▶ **Task objective**: Select lines where the word "Turkish" appears.

BEGIN Records for this task

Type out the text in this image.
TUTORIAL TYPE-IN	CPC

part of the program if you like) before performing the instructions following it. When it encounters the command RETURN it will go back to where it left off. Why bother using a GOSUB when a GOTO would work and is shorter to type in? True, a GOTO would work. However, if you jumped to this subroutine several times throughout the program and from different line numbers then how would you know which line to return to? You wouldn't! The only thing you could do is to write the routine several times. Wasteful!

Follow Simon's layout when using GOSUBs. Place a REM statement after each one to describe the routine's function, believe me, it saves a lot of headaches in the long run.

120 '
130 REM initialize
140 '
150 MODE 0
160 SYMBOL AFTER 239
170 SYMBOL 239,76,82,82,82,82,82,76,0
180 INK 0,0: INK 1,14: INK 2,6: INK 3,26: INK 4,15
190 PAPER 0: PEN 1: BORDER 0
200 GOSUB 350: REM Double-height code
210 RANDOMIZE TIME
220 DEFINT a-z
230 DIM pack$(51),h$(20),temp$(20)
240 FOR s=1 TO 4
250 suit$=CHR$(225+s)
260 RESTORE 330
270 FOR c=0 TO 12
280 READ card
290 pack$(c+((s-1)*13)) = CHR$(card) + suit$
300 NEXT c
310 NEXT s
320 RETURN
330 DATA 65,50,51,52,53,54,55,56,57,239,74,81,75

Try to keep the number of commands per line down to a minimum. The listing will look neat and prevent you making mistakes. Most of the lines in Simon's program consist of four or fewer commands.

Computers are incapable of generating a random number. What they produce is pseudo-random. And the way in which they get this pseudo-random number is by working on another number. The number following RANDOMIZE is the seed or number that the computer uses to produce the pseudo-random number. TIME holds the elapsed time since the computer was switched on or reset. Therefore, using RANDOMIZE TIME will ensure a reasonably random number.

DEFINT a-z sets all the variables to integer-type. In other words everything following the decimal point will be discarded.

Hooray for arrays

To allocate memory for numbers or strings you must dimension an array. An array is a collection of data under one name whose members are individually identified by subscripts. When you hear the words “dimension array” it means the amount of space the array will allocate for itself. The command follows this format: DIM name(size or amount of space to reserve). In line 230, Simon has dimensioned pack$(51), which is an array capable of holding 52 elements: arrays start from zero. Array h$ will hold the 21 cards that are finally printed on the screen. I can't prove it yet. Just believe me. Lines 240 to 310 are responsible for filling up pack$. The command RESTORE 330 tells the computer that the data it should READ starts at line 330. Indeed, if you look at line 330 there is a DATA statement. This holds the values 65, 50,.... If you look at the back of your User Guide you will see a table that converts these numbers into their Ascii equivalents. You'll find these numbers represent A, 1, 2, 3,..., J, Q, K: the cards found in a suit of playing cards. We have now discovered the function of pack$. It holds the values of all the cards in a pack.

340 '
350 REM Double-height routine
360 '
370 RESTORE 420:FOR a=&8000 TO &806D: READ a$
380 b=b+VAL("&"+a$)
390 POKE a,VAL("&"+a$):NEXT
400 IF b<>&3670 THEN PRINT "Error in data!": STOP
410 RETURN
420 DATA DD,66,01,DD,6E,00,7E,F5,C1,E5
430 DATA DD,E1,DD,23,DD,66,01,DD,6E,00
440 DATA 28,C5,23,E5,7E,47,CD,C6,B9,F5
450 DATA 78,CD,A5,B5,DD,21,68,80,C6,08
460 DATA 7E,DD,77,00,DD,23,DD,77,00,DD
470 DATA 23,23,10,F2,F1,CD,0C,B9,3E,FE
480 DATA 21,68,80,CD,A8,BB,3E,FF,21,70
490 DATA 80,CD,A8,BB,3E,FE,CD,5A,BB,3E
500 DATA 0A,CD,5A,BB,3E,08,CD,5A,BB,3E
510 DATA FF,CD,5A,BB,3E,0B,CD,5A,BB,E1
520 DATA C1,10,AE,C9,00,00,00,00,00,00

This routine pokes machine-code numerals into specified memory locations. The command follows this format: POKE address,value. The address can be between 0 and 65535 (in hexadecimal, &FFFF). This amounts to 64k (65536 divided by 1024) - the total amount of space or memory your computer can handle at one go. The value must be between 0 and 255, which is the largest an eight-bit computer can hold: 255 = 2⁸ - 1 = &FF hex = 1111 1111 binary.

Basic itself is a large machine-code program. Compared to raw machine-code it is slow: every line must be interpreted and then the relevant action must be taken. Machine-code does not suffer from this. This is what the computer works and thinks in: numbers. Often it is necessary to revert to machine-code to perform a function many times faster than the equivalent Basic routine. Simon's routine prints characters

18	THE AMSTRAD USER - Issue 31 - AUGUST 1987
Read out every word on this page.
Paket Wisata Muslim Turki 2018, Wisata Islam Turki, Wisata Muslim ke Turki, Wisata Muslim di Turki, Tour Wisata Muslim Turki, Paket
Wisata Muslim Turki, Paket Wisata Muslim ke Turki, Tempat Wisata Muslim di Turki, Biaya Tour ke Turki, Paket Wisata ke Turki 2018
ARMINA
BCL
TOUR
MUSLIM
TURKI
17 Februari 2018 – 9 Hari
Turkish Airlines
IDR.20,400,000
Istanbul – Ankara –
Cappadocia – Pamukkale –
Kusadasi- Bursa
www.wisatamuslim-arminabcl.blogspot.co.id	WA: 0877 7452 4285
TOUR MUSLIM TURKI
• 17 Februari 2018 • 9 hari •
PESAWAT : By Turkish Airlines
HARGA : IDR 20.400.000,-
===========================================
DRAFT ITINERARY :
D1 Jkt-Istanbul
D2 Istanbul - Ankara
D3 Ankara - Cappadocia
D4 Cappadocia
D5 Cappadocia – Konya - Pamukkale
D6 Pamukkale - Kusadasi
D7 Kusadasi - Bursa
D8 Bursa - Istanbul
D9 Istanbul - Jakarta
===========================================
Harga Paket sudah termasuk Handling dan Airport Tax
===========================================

END Records for this task

▶ **Solution to this task**:
Turkish Airlines
PESAWAT : By Turkish Airlines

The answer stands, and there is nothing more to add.